[REQUIREMENTS] Format every line of the records below as a JSON list of strings, with one string per line and blank lines omitted.

Layout element annotations:

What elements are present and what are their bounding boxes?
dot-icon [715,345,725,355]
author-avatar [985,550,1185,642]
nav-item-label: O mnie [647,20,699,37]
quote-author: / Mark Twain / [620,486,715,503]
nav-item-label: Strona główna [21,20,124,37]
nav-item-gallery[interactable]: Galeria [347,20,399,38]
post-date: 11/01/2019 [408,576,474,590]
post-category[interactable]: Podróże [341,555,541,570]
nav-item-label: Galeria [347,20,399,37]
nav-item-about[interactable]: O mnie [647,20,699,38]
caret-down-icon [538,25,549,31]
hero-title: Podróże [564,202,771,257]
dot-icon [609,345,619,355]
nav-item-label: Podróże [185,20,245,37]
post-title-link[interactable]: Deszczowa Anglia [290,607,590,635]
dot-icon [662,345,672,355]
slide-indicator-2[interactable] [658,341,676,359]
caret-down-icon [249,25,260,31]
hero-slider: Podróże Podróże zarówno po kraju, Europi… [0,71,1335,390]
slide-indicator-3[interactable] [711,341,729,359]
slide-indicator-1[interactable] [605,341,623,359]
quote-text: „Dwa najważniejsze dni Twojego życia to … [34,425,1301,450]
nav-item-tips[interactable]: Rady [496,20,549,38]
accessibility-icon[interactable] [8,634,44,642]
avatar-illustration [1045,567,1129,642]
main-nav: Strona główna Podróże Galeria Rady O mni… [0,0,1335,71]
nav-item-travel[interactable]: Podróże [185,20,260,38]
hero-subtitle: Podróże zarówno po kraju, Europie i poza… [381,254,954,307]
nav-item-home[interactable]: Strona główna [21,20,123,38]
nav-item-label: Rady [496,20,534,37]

[WRITTEN RESPONSE]
[
  "What elements are present and what are their bounding boxes?",
  "dot-icon [715,345,725,355]",
  "author-avatar [985,550,1185,642]",
  "nav-item-label: O mnie [647,20,699,37]",
  "quote-author: / Mark Twain / [620,486,715,503]",
  "nav-item-label: Strona główna [21,20,124,37]",
  "nav-item-gallery[interactable]: Galeria [347,20,399,38]",
  "post-date: 11/01/2019 [408,576,474,590]",
  "post-category[interactable]: Podróże [341,555,541,570]",
  "nav-item-label: Galeria [347,20,399,37]",
  "nav-item-about[interactable]: O mnie [647,20,699,38]",
  "caret-down-icon [538,25,549,31]",
  "hero-title: Podróże [564,202,771,257]",
  "dot-icon [609,345,619,355]",
  "nav-item-label: Podróże [185,20,245,37]",
  "post-title-link[interactable]: Deszczowa Anglia [290,607,590,635]",
  "dot-icon [662,345,672,355]",
  "slide-indicator-2[interactable] [658,341,676,359]",
  "caret-down-icon [249,25,260,31]",
  "hero-slider: Podróże Podróże zarówno po kraju, Europi… [0,71,1335,390]",
  "slide-indicator-3[interactable] [711,341,729,359]",
  "slide-indicator-1[interactable] [605,341,623,359]",
  "quote-text: „Dwa najważniejsze dni Twojego życia to … [34,425,1301,450]",
  "nav-item-tips[interactable]: Rady [496,20,549,38]",
  "accessibility-icon[interactable] [8,634,44,642]",
  "avatar-illustration [1045,567,1129,642]",
  "main-nav: Strona główna Podróże Galeria Rady O mni… [0,0,1335,71]",
  "nav-item-travel[interactable]: Podróże [185,20,260,38]",
  "hero-subtitle: Podróże zarówno po kraju, Europie i poza… [381,254,954,307]",
  "nav-item-home[interactable]: Strona główna [21,20,123,38]",
  "nav-item-label: Rady [496,20,534,37]"
]